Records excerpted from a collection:
* Begin *

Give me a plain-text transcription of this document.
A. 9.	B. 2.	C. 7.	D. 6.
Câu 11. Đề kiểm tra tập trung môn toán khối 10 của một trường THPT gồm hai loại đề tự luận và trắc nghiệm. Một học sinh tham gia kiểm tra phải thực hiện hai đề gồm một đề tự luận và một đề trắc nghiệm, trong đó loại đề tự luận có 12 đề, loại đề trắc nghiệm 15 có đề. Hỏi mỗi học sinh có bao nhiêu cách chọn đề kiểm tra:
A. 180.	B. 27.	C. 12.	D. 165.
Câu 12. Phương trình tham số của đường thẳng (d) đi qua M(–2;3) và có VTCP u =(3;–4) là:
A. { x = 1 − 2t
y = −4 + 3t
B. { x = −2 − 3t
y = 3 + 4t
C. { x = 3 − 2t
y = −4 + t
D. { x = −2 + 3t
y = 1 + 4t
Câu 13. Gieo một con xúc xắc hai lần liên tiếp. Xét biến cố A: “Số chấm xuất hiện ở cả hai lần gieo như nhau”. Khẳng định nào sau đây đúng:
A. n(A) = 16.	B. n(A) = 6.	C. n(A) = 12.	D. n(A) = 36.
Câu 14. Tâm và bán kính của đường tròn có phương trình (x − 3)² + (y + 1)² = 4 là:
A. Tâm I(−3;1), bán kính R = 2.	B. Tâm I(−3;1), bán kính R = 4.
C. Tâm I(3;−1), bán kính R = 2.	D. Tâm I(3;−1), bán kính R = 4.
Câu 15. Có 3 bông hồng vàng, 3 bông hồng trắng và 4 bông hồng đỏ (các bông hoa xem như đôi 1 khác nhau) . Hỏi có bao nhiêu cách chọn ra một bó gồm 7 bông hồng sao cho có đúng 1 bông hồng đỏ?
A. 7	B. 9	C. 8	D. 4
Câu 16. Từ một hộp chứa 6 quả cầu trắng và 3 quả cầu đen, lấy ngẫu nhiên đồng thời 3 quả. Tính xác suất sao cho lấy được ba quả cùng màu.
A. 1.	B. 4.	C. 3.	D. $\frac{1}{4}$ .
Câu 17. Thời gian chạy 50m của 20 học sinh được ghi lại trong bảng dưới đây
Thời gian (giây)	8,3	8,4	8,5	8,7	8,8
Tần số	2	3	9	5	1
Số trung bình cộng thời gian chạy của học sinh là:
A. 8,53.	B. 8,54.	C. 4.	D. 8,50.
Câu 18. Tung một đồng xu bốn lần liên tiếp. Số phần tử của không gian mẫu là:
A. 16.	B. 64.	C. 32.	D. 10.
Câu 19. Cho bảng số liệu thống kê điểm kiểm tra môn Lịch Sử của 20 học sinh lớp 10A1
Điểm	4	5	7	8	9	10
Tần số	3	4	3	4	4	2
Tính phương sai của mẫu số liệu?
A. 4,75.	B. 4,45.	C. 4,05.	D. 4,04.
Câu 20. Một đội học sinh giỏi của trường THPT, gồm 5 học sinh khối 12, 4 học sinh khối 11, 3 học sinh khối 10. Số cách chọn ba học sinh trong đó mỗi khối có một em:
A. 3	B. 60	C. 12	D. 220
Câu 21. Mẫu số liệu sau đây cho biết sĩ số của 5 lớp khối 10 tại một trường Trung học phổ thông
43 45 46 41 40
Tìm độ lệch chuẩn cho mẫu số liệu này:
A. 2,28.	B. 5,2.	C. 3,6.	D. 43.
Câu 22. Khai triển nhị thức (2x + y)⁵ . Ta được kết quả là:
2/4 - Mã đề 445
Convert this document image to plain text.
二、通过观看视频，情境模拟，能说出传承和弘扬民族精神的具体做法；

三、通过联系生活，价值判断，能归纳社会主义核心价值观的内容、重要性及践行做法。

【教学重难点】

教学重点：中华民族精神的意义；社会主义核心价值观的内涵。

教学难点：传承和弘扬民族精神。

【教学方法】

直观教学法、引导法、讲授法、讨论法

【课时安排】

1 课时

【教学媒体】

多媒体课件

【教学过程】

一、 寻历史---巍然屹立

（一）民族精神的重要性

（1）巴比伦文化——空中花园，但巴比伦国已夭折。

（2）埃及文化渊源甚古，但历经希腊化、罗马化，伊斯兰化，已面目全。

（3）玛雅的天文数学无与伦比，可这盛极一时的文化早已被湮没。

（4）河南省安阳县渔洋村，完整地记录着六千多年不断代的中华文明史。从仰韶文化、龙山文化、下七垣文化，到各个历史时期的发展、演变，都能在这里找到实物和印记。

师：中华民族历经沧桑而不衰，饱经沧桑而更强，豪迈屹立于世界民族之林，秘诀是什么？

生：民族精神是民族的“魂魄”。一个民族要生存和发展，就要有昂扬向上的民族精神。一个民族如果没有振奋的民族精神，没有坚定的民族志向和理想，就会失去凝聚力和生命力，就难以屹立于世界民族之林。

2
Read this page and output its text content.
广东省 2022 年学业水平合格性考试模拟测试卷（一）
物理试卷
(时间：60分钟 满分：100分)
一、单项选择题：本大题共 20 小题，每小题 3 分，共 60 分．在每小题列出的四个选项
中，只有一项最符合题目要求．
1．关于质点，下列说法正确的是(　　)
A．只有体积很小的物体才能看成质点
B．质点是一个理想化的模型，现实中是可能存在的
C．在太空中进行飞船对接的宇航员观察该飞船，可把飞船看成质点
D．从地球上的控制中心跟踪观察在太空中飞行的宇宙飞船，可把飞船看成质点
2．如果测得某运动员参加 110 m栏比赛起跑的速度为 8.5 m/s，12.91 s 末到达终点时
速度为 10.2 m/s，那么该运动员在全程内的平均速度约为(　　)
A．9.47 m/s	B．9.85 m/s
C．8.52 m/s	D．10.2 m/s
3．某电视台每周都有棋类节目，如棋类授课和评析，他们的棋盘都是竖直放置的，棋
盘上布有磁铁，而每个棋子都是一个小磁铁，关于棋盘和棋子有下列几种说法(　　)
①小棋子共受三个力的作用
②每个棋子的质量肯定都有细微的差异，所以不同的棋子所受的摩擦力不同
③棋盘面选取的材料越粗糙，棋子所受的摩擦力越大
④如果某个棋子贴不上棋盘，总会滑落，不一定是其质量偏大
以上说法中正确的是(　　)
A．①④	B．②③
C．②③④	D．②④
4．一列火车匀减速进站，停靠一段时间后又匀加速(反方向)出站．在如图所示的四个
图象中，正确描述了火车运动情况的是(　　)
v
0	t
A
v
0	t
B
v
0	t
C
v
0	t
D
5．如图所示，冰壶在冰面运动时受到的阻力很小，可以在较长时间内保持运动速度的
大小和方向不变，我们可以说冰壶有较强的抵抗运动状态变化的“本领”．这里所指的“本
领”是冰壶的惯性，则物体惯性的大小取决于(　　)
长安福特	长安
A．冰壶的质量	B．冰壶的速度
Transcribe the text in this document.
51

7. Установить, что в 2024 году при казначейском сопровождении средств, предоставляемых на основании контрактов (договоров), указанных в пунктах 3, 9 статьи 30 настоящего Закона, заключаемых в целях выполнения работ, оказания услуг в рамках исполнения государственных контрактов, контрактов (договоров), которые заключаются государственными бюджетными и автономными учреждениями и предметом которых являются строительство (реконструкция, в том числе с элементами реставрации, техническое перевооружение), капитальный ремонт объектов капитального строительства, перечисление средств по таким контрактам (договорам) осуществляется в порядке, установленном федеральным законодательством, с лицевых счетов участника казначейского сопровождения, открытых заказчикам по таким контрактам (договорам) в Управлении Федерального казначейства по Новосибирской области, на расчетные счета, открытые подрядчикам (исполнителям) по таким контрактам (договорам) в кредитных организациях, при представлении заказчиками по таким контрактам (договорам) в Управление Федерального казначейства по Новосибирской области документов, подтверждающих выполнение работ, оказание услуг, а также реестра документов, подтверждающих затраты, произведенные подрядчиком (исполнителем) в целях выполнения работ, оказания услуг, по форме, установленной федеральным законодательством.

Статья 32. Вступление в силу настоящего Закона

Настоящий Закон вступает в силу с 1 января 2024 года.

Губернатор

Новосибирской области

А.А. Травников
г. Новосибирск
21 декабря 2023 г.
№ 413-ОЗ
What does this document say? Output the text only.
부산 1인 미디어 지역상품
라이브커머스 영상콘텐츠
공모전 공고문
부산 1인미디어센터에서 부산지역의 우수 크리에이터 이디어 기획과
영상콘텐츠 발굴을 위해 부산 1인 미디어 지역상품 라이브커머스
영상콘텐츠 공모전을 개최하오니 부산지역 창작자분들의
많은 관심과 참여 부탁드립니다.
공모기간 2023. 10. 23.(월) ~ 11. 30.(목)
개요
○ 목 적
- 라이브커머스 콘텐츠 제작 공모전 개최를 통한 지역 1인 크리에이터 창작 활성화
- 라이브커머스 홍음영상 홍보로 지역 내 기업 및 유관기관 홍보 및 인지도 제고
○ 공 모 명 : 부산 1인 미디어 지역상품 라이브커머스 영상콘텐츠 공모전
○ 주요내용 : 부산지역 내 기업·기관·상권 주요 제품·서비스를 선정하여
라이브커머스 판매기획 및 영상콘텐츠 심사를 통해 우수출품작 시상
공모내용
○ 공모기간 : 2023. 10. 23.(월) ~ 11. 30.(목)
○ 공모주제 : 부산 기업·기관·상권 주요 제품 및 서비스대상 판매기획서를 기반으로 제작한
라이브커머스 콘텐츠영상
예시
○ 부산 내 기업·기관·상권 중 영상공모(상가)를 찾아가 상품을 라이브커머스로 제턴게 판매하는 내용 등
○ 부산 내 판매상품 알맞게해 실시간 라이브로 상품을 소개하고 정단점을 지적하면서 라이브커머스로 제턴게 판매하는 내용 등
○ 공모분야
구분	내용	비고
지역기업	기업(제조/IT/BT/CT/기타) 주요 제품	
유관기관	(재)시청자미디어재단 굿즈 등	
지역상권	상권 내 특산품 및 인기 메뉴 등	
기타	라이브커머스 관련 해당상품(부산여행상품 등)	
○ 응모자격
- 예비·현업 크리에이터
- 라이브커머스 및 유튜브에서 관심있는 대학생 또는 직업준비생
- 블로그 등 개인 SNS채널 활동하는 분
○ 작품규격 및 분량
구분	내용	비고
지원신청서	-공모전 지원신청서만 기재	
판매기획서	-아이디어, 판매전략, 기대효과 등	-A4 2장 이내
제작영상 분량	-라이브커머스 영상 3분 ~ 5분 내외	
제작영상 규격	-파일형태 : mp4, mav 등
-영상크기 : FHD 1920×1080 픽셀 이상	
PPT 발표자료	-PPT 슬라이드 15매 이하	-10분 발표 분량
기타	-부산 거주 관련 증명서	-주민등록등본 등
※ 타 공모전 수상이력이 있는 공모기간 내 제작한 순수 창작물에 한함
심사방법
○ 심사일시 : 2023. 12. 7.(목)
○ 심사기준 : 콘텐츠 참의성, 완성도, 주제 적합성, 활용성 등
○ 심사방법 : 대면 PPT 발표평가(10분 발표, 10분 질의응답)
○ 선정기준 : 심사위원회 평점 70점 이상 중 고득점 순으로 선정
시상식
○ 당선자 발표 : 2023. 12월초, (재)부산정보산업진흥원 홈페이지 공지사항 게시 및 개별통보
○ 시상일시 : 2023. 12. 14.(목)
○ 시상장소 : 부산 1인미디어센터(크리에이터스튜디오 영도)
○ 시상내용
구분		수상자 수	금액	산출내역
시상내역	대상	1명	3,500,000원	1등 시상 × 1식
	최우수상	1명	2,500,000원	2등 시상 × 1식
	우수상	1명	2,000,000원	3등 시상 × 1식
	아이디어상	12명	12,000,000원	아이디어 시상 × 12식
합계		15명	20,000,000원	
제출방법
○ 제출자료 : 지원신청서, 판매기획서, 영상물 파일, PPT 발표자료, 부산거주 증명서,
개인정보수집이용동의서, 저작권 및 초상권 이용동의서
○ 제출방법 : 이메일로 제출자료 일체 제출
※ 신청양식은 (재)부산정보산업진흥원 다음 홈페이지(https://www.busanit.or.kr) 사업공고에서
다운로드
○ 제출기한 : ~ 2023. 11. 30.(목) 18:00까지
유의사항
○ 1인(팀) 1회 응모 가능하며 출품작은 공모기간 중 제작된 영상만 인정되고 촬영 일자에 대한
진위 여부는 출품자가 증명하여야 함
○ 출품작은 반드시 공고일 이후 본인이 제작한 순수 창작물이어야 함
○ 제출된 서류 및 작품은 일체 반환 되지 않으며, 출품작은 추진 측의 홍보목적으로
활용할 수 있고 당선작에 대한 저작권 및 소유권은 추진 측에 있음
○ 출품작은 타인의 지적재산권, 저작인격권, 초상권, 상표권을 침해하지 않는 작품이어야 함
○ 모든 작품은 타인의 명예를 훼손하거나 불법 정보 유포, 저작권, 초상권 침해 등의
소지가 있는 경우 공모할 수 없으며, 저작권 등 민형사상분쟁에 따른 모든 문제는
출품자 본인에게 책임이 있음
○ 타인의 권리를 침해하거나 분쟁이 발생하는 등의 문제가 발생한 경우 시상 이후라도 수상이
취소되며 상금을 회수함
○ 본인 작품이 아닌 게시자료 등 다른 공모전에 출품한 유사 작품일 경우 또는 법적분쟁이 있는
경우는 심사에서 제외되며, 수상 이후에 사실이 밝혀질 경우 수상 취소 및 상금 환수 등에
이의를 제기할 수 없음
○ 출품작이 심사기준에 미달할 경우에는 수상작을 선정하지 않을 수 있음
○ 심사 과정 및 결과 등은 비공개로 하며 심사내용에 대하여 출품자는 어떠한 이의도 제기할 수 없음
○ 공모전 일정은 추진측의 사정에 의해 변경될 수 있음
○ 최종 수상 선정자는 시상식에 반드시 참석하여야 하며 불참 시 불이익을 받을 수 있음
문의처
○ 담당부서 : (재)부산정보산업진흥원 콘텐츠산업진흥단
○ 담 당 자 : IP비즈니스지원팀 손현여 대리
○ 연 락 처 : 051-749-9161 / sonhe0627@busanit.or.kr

* End *

[Task instructions]
Identify the lines in the records above that contain the word "지역상품", then state how many there are and nothing more.

[Task response]
3